(Figure content listings)
◇ ◇ ◇
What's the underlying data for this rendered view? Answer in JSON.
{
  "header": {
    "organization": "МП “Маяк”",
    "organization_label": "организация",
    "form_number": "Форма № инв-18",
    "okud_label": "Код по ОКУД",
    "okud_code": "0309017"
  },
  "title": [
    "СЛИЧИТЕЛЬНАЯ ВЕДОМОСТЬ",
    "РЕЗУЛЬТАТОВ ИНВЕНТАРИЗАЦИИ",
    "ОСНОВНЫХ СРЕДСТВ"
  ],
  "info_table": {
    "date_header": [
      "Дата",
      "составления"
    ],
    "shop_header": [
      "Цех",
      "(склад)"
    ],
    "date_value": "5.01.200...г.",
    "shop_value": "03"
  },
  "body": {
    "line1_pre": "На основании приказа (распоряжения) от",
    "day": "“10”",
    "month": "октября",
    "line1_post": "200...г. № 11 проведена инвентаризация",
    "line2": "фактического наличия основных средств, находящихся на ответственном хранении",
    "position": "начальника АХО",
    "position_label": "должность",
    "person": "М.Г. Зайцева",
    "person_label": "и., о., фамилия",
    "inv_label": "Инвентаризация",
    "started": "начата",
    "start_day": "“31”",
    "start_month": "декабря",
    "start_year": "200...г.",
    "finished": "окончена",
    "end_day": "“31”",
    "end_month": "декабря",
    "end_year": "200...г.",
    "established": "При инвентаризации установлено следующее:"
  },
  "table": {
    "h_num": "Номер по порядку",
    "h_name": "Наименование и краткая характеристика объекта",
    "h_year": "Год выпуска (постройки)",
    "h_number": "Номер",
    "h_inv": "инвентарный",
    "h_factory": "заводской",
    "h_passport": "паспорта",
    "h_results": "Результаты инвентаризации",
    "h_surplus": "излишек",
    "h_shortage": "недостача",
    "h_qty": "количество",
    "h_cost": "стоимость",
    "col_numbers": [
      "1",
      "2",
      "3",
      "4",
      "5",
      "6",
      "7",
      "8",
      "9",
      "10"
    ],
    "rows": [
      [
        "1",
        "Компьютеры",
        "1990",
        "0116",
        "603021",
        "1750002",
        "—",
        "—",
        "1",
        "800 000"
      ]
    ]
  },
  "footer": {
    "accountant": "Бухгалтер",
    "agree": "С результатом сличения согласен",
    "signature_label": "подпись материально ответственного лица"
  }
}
◇ ◇ ◇
Exercise directions
Write out the complete set of records exactly as given.

Solution for this task
What's the underlying data for this rendered view? Answer in JSON.
{
  "header": {
    "organization": "МП “Маяк”",
    "organization_label": "организация",
    "form_number": "Форма № инв-18",
    "okud_label": "Код по ОКУД",
    "okud_code": "0309017"
  },
  "title": [
    "СЛИЧИТЕЛЬНАЯ ВЕДОМОСТЬ",
    "РЕЗУЛЬТАТОВ ИНВЕНТАРИЗАЦИИ",
    "ОСНОВНЫХ СРЕДСТВ"
  ],
  "info_table": {
    "date_header": [
      "Дата",
      "составления"
    ],
    "shop_header": [
      "Цех",
      "(склад)"
    ],
    "date_value": "5.01.200...г.",
    "shop_value": "03"
  },
  "body": {
    "line1_pre": "На основании приказа (распоряжения) от",
    "day": "“10”",
    "month": "октября",
    "line1_post": "200...г. № 11 проведена инвентаризация",
    "line2": "фактического наличия основных средств, находящихся на ответственном хранении",
    "position": "начальника АХО",
    "position_label": "должность",
    "person": "М.Г. Зайцева",
    "person_label": "и., о., фамилия",
    "inv_label": "Инвентаризация",
    "started": "начата",
    "start_day": "“31”",
    "start_month": "декабря",
    "start_year": "200...г.",
    "finished": "окончена",
    "end_day": "“31”",
    "end_month": "декабря",
    "end_year": "200...г.",
    "established": "При инвентаризации установлено следующее:"
  },
  "table": {
    "h_num": "Номер по порядку",
    "h_name": "Наименование и краткая характеристика объекта",
    "h_year": "Год выпуска (постройки)",
    "h_number": "Номер",
    "h_inv": "инвентарный",
    "h_factory": "заводской",
    "h_passport": "паспорта",
    "h_results": "Результаты инвентаризации",
    "h_surplus": "излишек",
    "h_shortage": "недостача",
    "h_qty": "количество",
    "h_cost": "стоимость",
    "col_numbers": [
      "1",
      "2",
      "3",
      "4",
      "5",
      "6",
      "7",
      "8",
      "9",
      "10"
    ],
    "rows": [
      [
        "1",
        "Компьютеры",
        "1990",
        "0116",
        "603021",
        "1750002",
        "—",
        "—",
        "1",
        "800 000"
      ]
    ]
  },
  "footer": {
    "accountant": "Бухгалтер",
    "agree": "С результатом сличения согласен",
    "signature_label": "подпись материально ответственного лица"
  }
}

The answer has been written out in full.